Collected data:
# # #

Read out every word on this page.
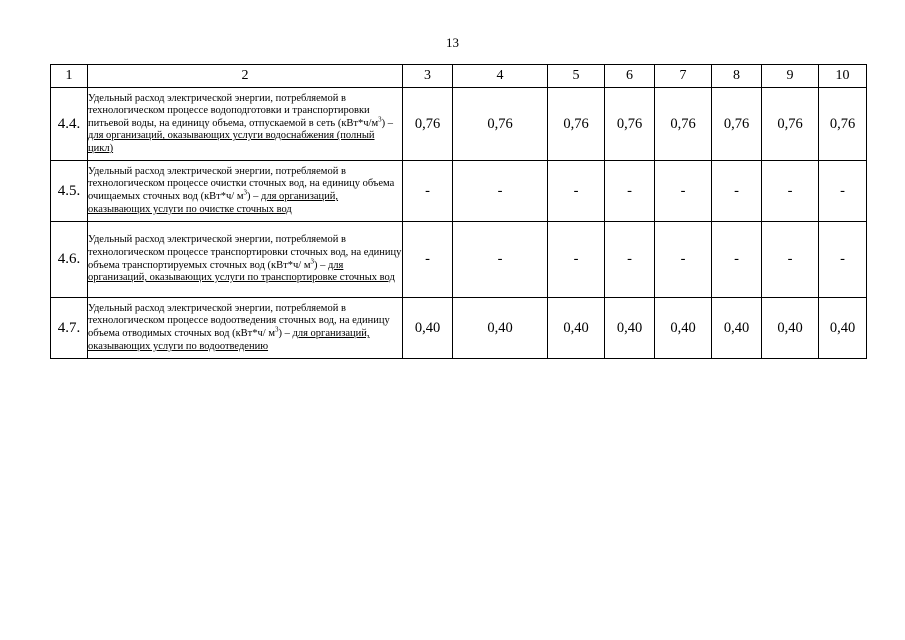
13
1	2	3	4	5	6	7	8	9	10
4.4.	Удельный расход электрической энергии, потребляемой в технологическом процессе водоподготовки и транспортировки питьевой воды, на единицу объема, отпускаемой в сеть $(кВт*ч/м^3)$ – для организаций, оказывающих услуги водоснабжения (полный цикл)	0,76	0,76	0,76	0,76	0,76	0,76	0,76	0,76
4.5.	Удельный расход электрической энергии, потребляемой в технологическом процессе очистки сточных вод, на единицу объема очищаемых сточных вод (кВт*ч/ $м^3$) – для организаций, оказывающих услуги по очистке сточных вод	-	-	-	-	-	-	-	-
4.6.	Удельный расход электрической энергии, потребляемой в технологическом процессе транспортировки сточных вод, на единицу объема транспортируемых сточных вод (кВт*ч/ $м^3$) – для организаций, оказывающих услуги по транспортировке сточных вод	-	-	-	-	-	-	-	-
4.7.	Удельный расход электрической энергии, потребляемой в технологическом процессе водоотведения сточных вод, на единицу объема отводимых сточных вод (кВт*ч/ $м^3$) – для организаций, оказывающих услуги по водоотведению	0,40	0,40	0,40	0,40	0,40	0,40	0,40	0,40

# # #

Task to carry out. Return all lines with the word "транспортировки" in them.

Finished task.
4.4.	Удельный расход электрической энергии, потребляемой в технологическом процессе водоподготовки и транспортировки питьевой воды, на единицу объема, отпускаемой в сеть $(кВт*ч/м^3)$ – для организаций, оказывающих услуги водоснабжения (полный цикл)	0,76	0,76	0,76	0,76	0,76	0,76	0,76	0,76
4.6.	Удельный расход электрической энергии, потребляемой в технологическом процессе транспортировки сточных вод, на единицу объема транспортируемых сточных вод (кВт*ч/ $м^3$) – для организаций, оказывающих услуги по транспортировке сточных вод	-	-	-	-	-	-	-	-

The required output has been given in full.